#### [Stored data]
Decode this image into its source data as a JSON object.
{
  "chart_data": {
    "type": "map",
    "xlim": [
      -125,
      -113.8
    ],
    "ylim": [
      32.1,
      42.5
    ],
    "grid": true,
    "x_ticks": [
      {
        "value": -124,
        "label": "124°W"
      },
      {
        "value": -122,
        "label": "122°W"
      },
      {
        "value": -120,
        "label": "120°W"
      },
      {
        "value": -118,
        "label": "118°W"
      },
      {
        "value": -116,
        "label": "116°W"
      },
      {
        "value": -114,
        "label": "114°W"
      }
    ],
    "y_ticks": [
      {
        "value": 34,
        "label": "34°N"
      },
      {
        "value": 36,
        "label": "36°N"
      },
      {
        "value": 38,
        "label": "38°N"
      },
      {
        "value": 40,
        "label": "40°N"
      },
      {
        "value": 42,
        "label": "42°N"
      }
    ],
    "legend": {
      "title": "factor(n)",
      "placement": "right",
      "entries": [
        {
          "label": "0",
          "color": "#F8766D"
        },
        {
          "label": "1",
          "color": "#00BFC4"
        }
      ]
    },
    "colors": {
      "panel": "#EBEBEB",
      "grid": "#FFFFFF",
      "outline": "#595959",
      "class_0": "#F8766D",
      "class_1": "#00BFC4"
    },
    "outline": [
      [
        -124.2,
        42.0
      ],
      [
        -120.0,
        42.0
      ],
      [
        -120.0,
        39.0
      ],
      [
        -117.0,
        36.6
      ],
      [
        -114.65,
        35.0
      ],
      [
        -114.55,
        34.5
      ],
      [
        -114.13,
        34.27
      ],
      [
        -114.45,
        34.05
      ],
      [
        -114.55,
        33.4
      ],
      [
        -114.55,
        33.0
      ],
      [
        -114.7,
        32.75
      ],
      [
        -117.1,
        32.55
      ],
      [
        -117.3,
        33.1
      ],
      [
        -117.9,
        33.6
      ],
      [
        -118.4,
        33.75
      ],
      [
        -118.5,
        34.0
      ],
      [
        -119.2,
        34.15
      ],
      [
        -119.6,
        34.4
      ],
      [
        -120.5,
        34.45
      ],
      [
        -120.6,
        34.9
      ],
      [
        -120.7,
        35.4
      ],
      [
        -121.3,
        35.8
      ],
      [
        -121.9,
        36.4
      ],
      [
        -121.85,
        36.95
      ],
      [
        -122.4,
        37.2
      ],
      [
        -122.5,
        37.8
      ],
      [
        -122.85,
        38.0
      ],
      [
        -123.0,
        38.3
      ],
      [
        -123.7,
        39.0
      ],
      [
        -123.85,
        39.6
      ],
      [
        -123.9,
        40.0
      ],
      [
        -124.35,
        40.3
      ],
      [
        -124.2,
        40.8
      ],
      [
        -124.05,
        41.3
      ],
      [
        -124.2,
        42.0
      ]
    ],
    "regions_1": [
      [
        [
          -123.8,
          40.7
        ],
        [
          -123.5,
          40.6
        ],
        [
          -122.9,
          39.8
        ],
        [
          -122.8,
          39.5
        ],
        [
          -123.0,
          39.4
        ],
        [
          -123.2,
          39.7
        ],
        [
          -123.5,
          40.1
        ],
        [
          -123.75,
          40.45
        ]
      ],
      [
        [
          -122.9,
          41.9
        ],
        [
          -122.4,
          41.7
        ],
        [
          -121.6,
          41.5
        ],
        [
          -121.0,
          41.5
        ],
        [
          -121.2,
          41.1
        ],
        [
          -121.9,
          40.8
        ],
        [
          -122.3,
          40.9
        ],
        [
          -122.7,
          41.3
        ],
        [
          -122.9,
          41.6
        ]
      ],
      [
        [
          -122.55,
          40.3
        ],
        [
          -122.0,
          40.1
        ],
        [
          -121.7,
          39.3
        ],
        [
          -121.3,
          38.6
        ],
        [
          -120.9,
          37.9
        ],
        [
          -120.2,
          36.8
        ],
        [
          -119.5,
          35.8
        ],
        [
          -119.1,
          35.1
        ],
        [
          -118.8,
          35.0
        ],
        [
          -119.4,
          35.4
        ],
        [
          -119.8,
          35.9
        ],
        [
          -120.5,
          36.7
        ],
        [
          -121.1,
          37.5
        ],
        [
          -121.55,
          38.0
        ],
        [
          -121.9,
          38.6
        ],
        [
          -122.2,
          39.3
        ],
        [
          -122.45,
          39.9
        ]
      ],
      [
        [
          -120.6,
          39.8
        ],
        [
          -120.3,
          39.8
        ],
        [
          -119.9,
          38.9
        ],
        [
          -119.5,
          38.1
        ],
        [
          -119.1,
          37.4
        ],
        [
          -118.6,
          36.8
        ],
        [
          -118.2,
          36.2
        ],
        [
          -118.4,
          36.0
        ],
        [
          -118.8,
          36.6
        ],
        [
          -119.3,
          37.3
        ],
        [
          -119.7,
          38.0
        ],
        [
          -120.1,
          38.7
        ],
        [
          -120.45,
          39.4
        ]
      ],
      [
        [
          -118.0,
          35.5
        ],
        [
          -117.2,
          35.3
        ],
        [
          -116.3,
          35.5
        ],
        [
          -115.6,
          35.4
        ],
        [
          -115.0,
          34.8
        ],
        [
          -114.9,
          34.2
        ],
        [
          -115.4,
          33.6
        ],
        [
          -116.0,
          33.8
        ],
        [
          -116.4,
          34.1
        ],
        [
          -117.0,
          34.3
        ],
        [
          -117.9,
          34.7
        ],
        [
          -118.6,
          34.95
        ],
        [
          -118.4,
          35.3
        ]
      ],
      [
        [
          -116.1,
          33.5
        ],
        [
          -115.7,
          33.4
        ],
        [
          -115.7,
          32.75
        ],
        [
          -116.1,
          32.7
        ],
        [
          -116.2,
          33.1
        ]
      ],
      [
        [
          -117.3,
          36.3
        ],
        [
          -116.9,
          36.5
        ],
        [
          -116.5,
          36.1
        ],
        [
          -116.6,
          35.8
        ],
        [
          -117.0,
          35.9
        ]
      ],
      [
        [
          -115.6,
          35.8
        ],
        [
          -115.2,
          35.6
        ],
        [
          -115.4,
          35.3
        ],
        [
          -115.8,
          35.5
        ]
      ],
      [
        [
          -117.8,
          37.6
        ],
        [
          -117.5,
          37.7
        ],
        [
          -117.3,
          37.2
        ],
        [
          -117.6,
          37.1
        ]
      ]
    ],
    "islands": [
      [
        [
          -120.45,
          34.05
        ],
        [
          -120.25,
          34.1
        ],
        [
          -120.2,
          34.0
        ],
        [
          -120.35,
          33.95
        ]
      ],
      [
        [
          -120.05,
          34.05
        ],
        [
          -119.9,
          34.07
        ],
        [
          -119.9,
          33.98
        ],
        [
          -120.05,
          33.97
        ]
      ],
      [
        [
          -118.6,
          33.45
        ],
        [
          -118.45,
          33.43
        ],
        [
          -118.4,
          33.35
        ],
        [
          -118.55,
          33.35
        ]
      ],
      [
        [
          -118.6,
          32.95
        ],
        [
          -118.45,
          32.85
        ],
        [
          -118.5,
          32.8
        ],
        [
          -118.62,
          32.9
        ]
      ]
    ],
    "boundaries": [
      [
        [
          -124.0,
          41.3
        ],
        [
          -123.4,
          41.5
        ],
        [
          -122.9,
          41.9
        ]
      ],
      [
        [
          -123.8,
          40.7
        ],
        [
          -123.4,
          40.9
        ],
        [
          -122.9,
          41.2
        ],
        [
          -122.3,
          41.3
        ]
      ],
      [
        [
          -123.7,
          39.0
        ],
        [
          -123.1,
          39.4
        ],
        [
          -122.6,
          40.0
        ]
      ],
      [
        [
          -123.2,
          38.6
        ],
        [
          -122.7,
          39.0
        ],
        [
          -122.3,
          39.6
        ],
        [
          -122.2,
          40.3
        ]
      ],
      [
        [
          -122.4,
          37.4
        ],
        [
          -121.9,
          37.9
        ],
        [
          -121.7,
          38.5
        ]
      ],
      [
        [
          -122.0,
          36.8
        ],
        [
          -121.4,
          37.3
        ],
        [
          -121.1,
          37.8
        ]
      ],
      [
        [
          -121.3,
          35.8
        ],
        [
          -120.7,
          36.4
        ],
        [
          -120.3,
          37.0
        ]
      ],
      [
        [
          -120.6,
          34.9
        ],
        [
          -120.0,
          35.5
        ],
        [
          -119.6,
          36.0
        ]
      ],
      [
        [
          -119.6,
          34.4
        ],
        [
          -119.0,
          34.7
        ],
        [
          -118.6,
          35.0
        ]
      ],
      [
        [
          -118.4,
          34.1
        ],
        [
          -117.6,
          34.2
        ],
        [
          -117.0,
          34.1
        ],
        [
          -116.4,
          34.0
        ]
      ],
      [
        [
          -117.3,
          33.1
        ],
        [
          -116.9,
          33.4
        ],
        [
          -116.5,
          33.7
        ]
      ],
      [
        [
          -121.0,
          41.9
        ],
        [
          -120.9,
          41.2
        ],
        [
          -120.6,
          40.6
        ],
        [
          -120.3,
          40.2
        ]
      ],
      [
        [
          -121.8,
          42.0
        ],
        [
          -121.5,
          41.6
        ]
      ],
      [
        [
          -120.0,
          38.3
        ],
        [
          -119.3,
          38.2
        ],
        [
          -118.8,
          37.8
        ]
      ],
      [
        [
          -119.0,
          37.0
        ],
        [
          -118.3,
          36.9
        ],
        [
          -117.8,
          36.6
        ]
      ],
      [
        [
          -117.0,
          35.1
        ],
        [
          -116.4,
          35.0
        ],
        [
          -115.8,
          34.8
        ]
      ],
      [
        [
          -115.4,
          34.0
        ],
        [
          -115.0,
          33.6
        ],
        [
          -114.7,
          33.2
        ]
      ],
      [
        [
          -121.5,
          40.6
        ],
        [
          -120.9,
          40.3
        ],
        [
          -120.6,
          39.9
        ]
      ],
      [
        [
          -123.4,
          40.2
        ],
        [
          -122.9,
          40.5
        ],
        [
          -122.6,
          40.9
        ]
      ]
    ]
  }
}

#### [Set problem]
Check each line of the records above for the word "value", then give the number of lines that have it, with no other words.

#### [Output of the exercise]
11